(What you should do)
Write out the records word for word, with no pictures.

╭──

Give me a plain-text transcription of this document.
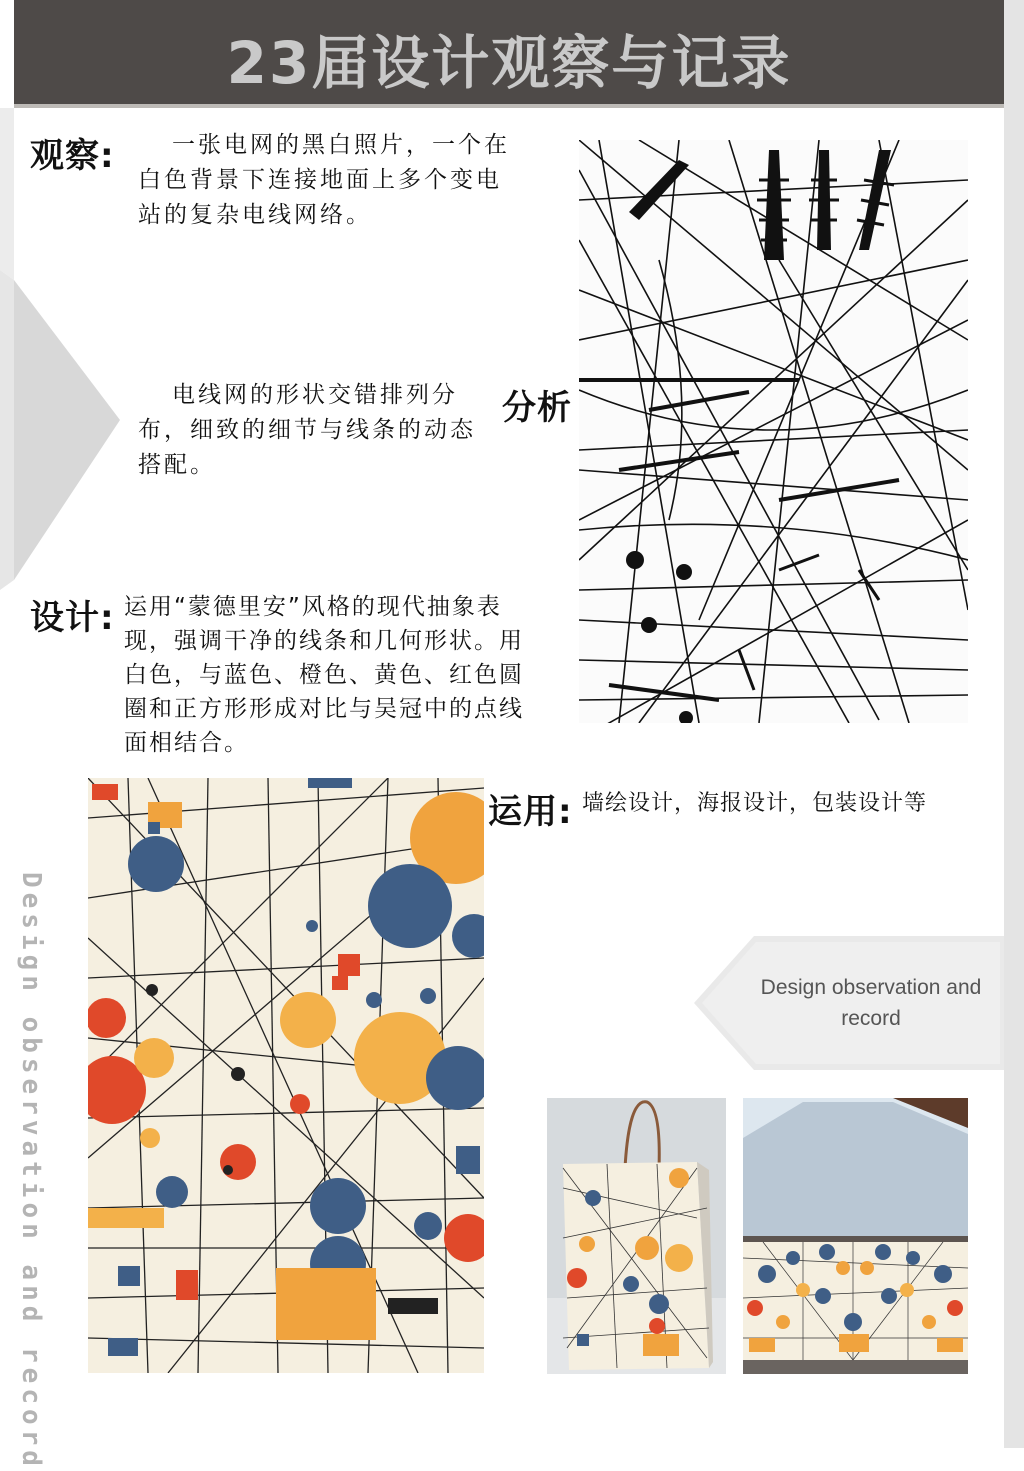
23届设计观察与记录
观察: 一张电网的黑白照片，一个在
白色背景下连接地面上多个变电
站的复杂电线网络。
电线网的形状交错排列分
布，细致的细节与线条的动态
搭配。
分析
设计: 运用“蒙德里安”风格的现代抽象表
现，强调干净的线条和几何形状。用
白色，与蓝色、橙色、黄色、红色圆
圈和正方形形成对比与吴冠中的点线
面相结合。
运用: 墙绘设计，海报设计，包装设计等
Design observation and record	Design observation and
record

╰──

(Finished task)
Give me a plain-text transcription of this document.
23届设计观察与记录
观察: 一张电网的黑白照片，一个在
白色背景下连接地面上多个变电
站的复杂电线网络。
电线网的形状交错排列分
布，细致的细节与线条的动态
搭配。
分析
设计: 运用“蒙德里安”风格的现代抽象表
现，强调干净的线条和几何形状。用
白色，与蓝色、橙色、黄色、红色圆
圈和正方形形成对比与吴冠中的点线
面相结合。
运用: 墙绘设计，海报设计，包装设计等
Design observation and record	Design observation and
record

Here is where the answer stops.